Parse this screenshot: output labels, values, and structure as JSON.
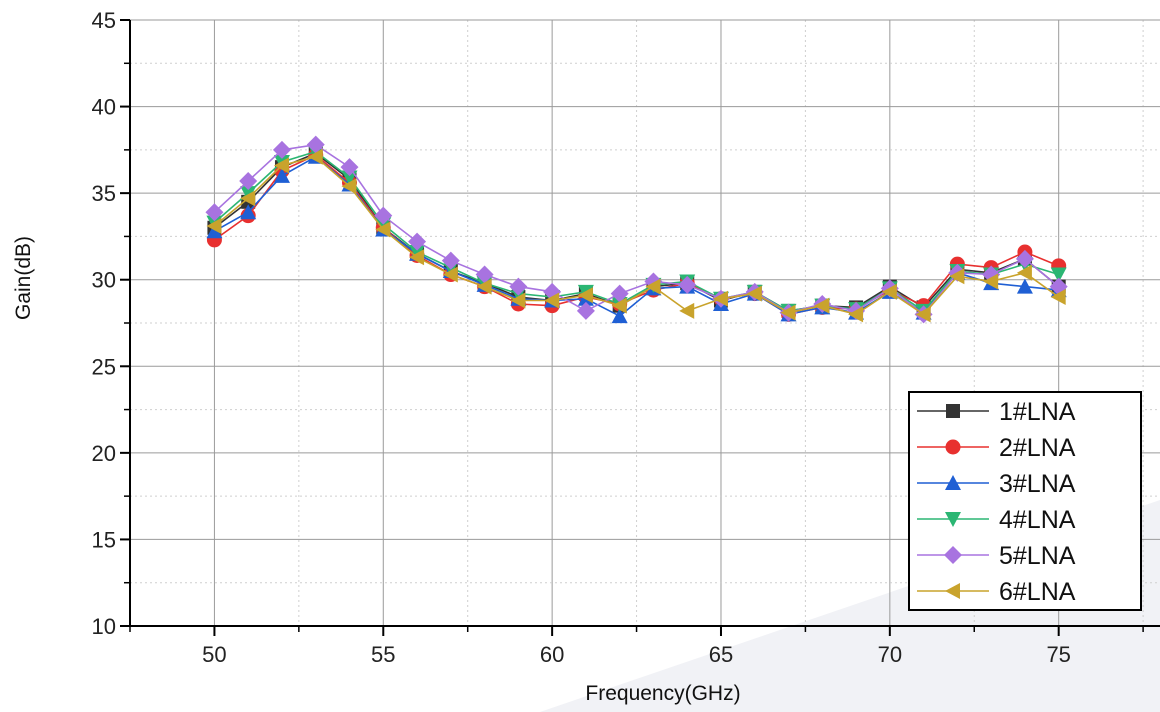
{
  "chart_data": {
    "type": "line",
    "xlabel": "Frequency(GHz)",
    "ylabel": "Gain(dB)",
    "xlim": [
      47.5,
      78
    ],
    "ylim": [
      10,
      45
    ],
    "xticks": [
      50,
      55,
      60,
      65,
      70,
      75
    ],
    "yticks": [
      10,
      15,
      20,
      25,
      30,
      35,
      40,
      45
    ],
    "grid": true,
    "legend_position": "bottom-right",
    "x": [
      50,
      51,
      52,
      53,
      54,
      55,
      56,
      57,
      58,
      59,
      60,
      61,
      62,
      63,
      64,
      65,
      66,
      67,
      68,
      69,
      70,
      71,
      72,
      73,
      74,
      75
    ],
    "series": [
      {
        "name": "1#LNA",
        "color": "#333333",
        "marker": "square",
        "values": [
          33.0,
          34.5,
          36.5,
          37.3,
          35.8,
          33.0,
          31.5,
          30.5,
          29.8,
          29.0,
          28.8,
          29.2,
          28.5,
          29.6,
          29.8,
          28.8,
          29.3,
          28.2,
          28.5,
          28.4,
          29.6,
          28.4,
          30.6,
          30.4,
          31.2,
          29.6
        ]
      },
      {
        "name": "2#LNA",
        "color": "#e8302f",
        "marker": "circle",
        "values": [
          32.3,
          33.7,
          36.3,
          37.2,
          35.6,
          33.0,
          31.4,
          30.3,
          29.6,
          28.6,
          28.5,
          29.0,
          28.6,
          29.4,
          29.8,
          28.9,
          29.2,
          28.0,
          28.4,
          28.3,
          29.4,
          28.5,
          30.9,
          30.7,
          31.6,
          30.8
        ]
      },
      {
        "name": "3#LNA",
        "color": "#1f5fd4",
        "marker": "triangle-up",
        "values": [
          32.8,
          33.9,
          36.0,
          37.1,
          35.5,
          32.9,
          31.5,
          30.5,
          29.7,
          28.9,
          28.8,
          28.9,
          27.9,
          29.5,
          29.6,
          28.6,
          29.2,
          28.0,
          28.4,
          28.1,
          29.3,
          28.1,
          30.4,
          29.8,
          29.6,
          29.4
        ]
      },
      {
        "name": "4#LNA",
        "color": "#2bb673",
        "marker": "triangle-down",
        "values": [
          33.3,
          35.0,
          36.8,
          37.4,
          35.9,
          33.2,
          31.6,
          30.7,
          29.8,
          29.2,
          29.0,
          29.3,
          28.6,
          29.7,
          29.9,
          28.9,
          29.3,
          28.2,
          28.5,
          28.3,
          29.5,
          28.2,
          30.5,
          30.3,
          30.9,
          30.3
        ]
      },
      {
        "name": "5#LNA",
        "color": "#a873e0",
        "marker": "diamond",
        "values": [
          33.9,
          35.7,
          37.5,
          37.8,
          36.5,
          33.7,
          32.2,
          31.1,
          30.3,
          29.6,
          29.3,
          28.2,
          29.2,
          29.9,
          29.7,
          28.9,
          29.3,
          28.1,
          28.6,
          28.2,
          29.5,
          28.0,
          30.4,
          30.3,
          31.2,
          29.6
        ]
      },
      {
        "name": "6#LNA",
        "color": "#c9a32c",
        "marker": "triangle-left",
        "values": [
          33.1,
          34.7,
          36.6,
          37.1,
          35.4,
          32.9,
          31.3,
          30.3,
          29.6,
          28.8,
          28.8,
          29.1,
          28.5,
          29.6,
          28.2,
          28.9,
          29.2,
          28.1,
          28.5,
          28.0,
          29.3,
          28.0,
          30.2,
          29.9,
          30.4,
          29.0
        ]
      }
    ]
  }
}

▶ **Objective**
Word for word, quote the lines above. Omit the pictures.

▶ **The result**
Parse this screenshot: output labels, values, and structure as JSON.
{
  "chart_data": {
    "type": "line",
    "xlabel": "Frequency(GHz)",
    "ylabel": "Gain(dB)",
    "xlim": [
      47.5,
      78
    ],
    "ylim": [
      10,
      45
    ],
    "xticks": [
      50,
      55,
      60,
      65,
      70,
      75
    ],
    "yticks": [
      10,
      15,
      20,
      25,
      30,
      35,
      40,
      45
    ],
    "grid": true,
    "legend_position": "bottom-right",
    "x": [
      50,
      51,
      52,
      53,
      54,
      55,
      56,
      57,
      58,
      59,
      60,
      61,
      62,
      63,
      64,
      65,
      66,
      67,
      68,
      69,
      70,
      71,
      72,
      73,
      74,
      75
    ],
    "series": [
      {
        "name": "1#LNA",
        "color": "#333333",
        "marker": "square",
        "values": [
          33.0,
          34.5,
          36.5,
          37.3,
          35.8,
          33.0,
          31.5,
          30.5,
          29.8,
          29.0,
          28.8,
          29.2,
          28.5,
          29.6,
          29.8,
          28.8,
          29.3,
          28.2,
          28.5,
          28.4,
          29.6,
          28.4,
          30.6,
          30.4,
          31.2,
          29.6
        ]
      },
      {
        "name": "2#LNA",
        "color": "#e8302f",
        "marker": "circle",
        "values": [
          32.3,
          33.7,
          36.3,
          37.2,
          35.6,
          33.0,
          31.4,
          30.3,
          29.6,
          28.6,
          28.5,
          29.0,
          28.6,
          29.4,
          29.8,
          28.9,
          29.2,
          28.0,
          28.4,
          28.3,
          29.4,
          28.5,
          30.9,
          30.7,
          31.6,
          30.8
        ]
      },
      {
        "name": "3#LNA",
        "color": "#1f5fd4",
        "marker": "triangle-up",
        "values": [
          32.8,
          33.9,
          36.0,
          37.1,
          35.5,
          32.9,
          31.5,
          30.5,
          29.7,
          28.9,
          28.8,
          28.9,
          27.9,
          29.5,
          29.6,
          28.6,
          29.2,
          28.0,
          28.4,
          28.1,
          29.3,
          28.1,
          30.4,
          29.8,
          29.6,
          29.4
        ]
      },
      {
        "name": "4#LNA",
        "color": "#2bb673",
        "marker": "triangle-down",
        "values": [
          33.3,
          35.0,
          36.8,
          37.4,
          35.9,
          33.2,
          31.6,
          30.7,
          29.8,
          29.2,
          29.0,
          29.3,
          28.6,
          29.7,
          29.9,
          28.9,
          29.3,
          28.2,
          28.5,
          28.3,
          29.5,
          28.2,
          30.5,
          30.3,
          30.9,
          30.3
        ]
      },
      {
        "name": "5#LNA",
        "color": "#a873e0",
        "marker": "diamond",
        "values": [
          33.9,
          35.7,
          37.5,
          37.8,
          36.5,
          33.7,
          32.2,
          31.1,
          30.3,
          29.6,
          29.3,
          28.2,
          29.2,
          29.9,
          29.7,
          28.9,
          29.3,
          28.1,
          28.6,
          28.2,
          29.5,
          28.0,
          30.4,
          30.3,
          31.2,
          29.6
        ]
      },
      {
        "name": "6#LNA",
        "color": "#c9a32c",
        "marker": "triangle-left",
        "values": [
          33.1,
          34.7,
          36.6,
          37.1,
          35.4,
          32.9,
          31.3,
          30.3,
          29.6,
          28.8,
          28.8,
          29.1,
          28.5,
          29.6,
          28.2,
          28.9,
          29.2,
          28.1,
          28.5,
          28.0,
          29.3,
          28.0,
          30.2,
          29.9,
          30.4,
          29.0
        ]
      }
    ]
  }
}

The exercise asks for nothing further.